Aim: Of the lines below, how many hold the string "更有刑害者"? Give only the number.

Entries:
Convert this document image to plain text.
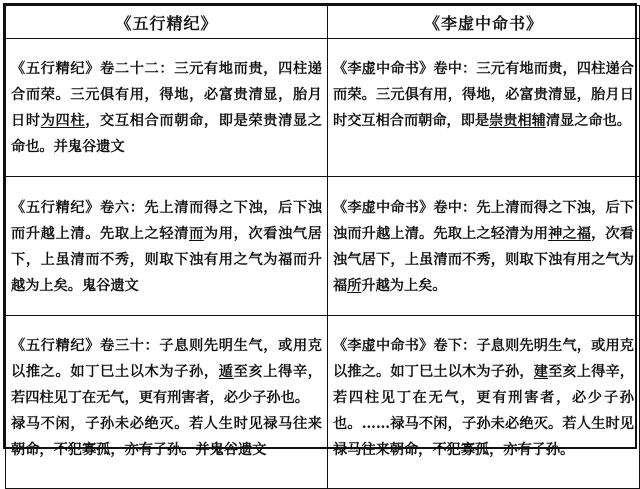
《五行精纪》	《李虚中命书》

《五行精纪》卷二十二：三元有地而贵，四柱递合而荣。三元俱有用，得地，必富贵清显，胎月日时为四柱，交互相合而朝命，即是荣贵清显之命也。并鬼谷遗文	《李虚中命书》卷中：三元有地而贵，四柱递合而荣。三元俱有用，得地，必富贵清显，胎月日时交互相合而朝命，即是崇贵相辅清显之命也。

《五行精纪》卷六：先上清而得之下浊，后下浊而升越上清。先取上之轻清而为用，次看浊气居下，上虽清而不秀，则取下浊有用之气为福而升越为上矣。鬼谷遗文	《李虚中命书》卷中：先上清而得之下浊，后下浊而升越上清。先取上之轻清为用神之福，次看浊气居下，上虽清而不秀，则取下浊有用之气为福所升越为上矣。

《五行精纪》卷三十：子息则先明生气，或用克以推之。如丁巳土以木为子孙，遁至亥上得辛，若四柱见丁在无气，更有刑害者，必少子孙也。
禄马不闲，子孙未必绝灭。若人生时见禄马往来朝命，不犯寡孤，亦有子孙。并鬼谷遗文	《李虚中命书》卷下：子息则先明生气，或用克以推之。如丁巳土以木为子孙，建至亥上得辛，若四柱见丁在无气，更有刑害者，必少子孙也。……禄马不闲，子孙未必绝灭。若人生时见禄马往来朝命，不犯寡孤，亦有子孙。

Answer to this exercise: 2